* **Exercise goal**
State the number of lines with the string "index" in them, and nothing else.

:::

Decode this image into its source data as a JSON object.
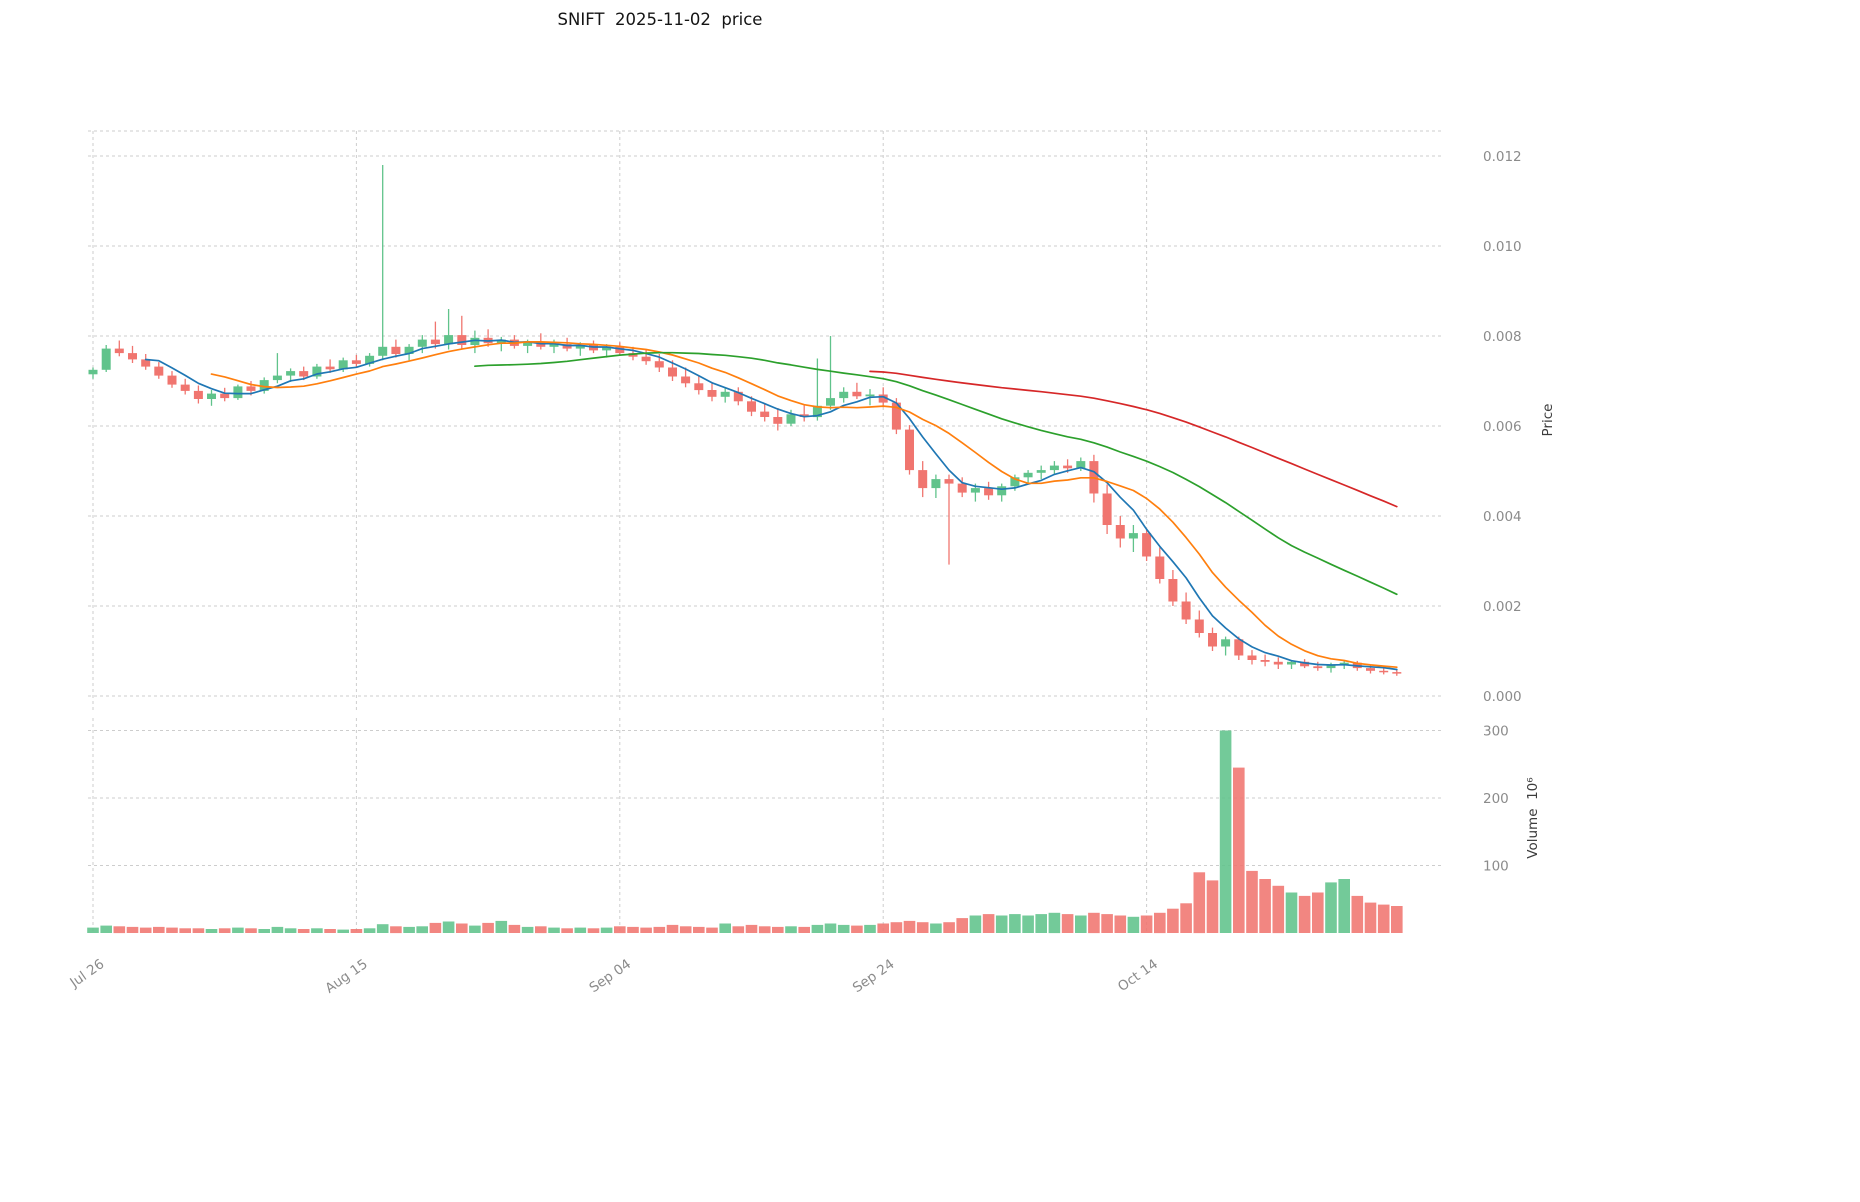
{
  "chart_data": {
    "type": "candlestick",
    "title": "SNIFT  2025-11-02  price",
    "ylabel_price": "Price",
    "ylabel_volume": "Volume  10⁶",
    "legend_position": "none",
    "grid": true,
    "price_axis_side": "right",
    "price_range": [
      0.0,
      0.0125
    ],
    "volume_range": [
      0,
      318
    ],
    "price_ticks": [
      {
        "value": 0.012,
        "label": "0.012"
      },
      {
        "value": 0.01,
        "label": "0.010"
      },
      {
        "value": 0.008,
        "label": "0.008"
      },
      {
        "value": 0.006,
        "label": "0.006"
      },
      {
        "value": 0.004,
        "label": "0.004"
      },
      {
        "value": 0.002,
        "label": "0.002"
      },
      {
        "value": 0.0,
        "label": "0.000"
      }
    ],
    "volume_ticks": [
      {
        "value": 300,
        "label": "300"
      },
      {
        "value": 200,
        "label": "200"
      },
      {
        "value": 100,
        "label": "100"
      }
    ],
    "x_ticks": [
      {
        "index": 0,
        "label": "Jul 26"
      },
      {
        "index": 20,
        "label": "Aug 15"
      },
      {
        "index": 40,
        "label": "Sep 04"
      },
      {
        "index": 60,
        "label": "Sep 24"
      },
      {
        "index": 80,
        "label": "Oct 14"
      }
    ],
    "colors": {
      "up": "#60c38b",
      "down": "#f0756f",
      "grid": "#cdcdcd",
      "tick_text": "#8b8b8b",
      "title_text": "#141414",
      "background": "#ffffff"
    },
    "moving_averages": [
      {
        "window": 5,
        "color": "#1f77b4"
      },
      {
        "window": 10,
        "color": "#ff7f0e"
      },
      {
        "window": 30,
        "color": "#2ca02c"
      },
      {
        "window": 60,
        "color": "#d62728"
      }
    ],
    "ohlc": {
      "open": [
        0.00715,
        0.00725,
        0.00772,
        0.00762,
        0.00748,
        0.00732,
        0.00712,
        0.00692,
        0.00678,
        0.0066,
        0.00672,
        0.00662,
        0.00688,
        0.00678,
        0.00702,
        0.00712,
        0.00722,
        0.0071,
        0.00732,
        0.00726,
        0.00746,
        0.00738,
        0.00756,
        0.00776,
        0.0076,
        0.00776,
        0.00792,
        0.00782,
        0.00802,
        0.0078,
        0.00796,
        0.00784,
        0.00792,
        0.00778,
        0.00786,
        0.00776,
        0.00782,
        0.00772,
        0.0078,
        0.00768,
        0.00776,
        0.00762,
        0.00754,
        0.00744,
        0.0073,
        0.0071,
        0.00695,
        0.0068,
        0.00665,
        0.00676,
        0.00655,
        0.00632,
        0.0062,
        0.00605,
        0.00626,
        0.0062,
        0.00645,
        0.00662,
        0.00676,
        0.00666,
        0.0067,
        0.00652,
        0.00592,
        0.00502,
        0.00462,
        0.00482,
        0.00472,
        0.00452,
        0.00462,
        0.00446,
        0.00466,
        0.00486,
        0.00496,
        0.00502,
        0.00512,
        0.00506,
        0.00522,
        0.0045,
        0.0038,
        0.0035,
        0.00362,
        0.0031,
        0.0026,
        0.0021,
        0.0017,
        0.0014,
        0.0011,
        0.00126,
        0.0009,
        0.0008,
        0.00076,
        0.0007,
        0.00076,
        0.00066,
        0.00062,
        0.0007,
        0.00074,
        0.00062,
        0.00056,
        0.00053
      ],
      "high": [
        0.0073,
        0.0078,
        0.0079,
        0.00778,
        0.0076,
        0.00742,
        0.00722,
        0.00705,
        0.0069,
        0.0068,
        0.00685,
        0.00692,
        0.007,
        0.00708,
        0.00762,
        0.00728,
        0.00732,
        0.00738,
        0.00748,
        0.00752,
        0.00758,
        0.00762,
        0.0118,
        0.00792,
        0.00782,
        0.00802,
        0.00832,
        0.0086,
        0.00845,
        0.00812,
        0.00815,
        0.00798,
        0.00802,
        0.00792,
        0.00806,
        0.00792,
        0.00796,
        0.00786,
        0.0079,
        0.00782,
        0.00786,
        0.00776,
        0.0077,
        0.0076,
        0.00746,
        0.0073,
        0.00712,
        0.00695,
        0.00686,
        0.00686,
        0.00666,
        0.0065,
        0.0064,
        0.00636,
        0.00646,
        0.0075,
        0.008,
        0.00686,
        0.00696,
        0.00682,
        0.00686,
        0.00662,
        0.00602,
        0.00522,
        0.00492,
        0.00492,
        0.00486,
        0.00472,
        0.00476,
        0.00472,
        0.00492,
        0.00502,
        0.00512,
        0.00522,
        0.00526,
        0.0053,
        0.00536,
        0.0047,
        0.004,
        0.0038,
        0.00372,
        0.0033,
        0.0028,
        0.0023,
        0.0019,
        0.00152,
        0.00132,
        0.00132,
        0.00102,
        0.00092,
        0.00086,
        0.0008,
        0.00082,
        0.00076,
        0.00074,
        0.00078,
        0.00078,
        0.00068,
        0.00064,
        0.0006
      ],
      "low": [
        0.00705,
        0.0072,
        0.00755,
        0.0074,
        0.00725,
        0.00705,
        0.00685,
        0.0067,
        0.0065,
        0.00645,
        0.00655,
        0.00658,
        0.00668,
        0.00672,
        0.00695,
        0.00698,
        0.00702,
        0.00705,
        0.00718,
        0.0072,
        0.0073,
        0.00732,
        0.00746,
        0.00752,
        0.00746,
        0.00762,
        0.00772,
        0.0077,
        0.00772,
        0.00762,
        0.00776,
        0.00766,
        0.00772,
        0.00762,
        0.0077,
        0.00762,
        0.00766,
        0.00756,
        0.00762,
        0.00752,
        0.00756,
        0.00746,
        0.00736,
        0.0072,
        0.007,
        0.00686,
        0.0067,
        0.00655,
        0.00652,
        0.00646,
        0.00622,
        0.0061,
        0.0059,
        0.006,
        0.0061,
        0.00612,
        0.00636,
        0.00652,
        0.0066,
        0.00646,
        0.00642,
        0.00582,
        0.00492,
        0.00442,
        0.0044,
        0.00292,
        0.00442,
        0.00432,
        0.00436,
        0.00432,
        0.00456,
        0.00472,
        0.00482,
        0.00492,
        0.00496,
        0.005,
        0.0043,
        0.0036,
        0.0033,
        0.0032,
        0.003,
        0.0025,
        0.002,
        0.0016,
        0.0013,
        0.001,
        0.0009,
        0.0008,
        0.0007,
        0.00066,
        0.0006,
        0.0006,
        0.00062,
        0.00056,
        0.00052,
        0.0006,
        0.00056,
        0.0005,
        0.00048,
        0.00045
      ],
      "close": [
        0.00725,
        0.00772,
        0.00762,
        0.00748,
        0.00732,
        0.00712,
        0.00692,
        0.00678,
        0.0066,
        0.00672,
        0.00662,
        0.00688,
        0.00678,
        0.00702,
        0.00712,
        0.00722,
        0.0071,
        0.00732,
        0.00726,
        0.00746,
        0.00738,
        0.00756,
        0.00776,
        0.0076,
        0.00776,
        0.00792,
        0.00782,
        0.00802,
        0.0078,
        0.00796,
        0.00784,
        0.00792,
        0.00778,
        0.00786,
        0.00776,
        0.00782,
        0.00772,
        0.0078,
        0.00768,
        0.00776,
        0.00762,
        0.00754,
        0.00744,
        0.0073,
        0.0071,
        0.00695,
        0.0068,
        0.00665,
        0.00676,
        0.00655,
        0.00632,
        0.0062,
        0.00605,
        0.00626,
        0.0062,
        0.00645,
        0.00662,
        0.00676,
        0.00666,
        0.0067,
        0.00652,
        0.00592,
        0.00502,
        0.00462,
        0.00482,
        0.00472,
        0.00452,
        0.00462,
        0.00446,
        0.00466,
        0.00486,
        0.00496,
        0.00502,
        0.00512,
        0.00506,
        0.00522,
        0.0045,
        0.0038,
        0.0035,
        0.00362,
        0.0031,
        0.0026,
        0.0021,
        0.0017,
        0.0014,
        0.0011,
        0.00126,
        0.0009,
        0.0008,
        0.00076,
        0.0007,
        0.00076,
        0.00066,
        0.00062,
        0.0007,
        0.00074,
        0.00062,
        0.00056,
        0.00053,
        0.0005
      ]
    },
    "volume_millions": [
      8,
      11,
      10,
      9,
      8,
      9,
      8,
      7,
      7,
      6,
      7,
      8,
      7,
      6,
      9,
      7,
      6,
      7,
      6,
      5,
      6,
      7,
      13,
      10,
      9,
      10,
      15,
      17,
      14,
      11,
      15,
      18,
      12,
      9,
      10,
      8,
      7,
      8,
      7,
      8,
      10,
      9,
      8,
      9,
      12,
      10,
      9,
      8,
      14,
      10,
      12,
      10,
      9,
      10,
      9,
      12,
      14,
      12,
      11,
      12,
      14,
      16,
      18,
      16,
      14,
      16,
      22,
      26,
      28,
      26,
      28,
      26,
      28,
      30,
      28,
      26,
      30,
      28,
      26,
      24,
      26,
      30,
      36,
      44,
      90,
      78,
      300,
      245,
      92,
      80,
      70,
      60,
      55,
      60,
      75,
      80,
      55,
      45,
      42,
      40
    ]
  }
}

:::

* **Solution to this problem**
5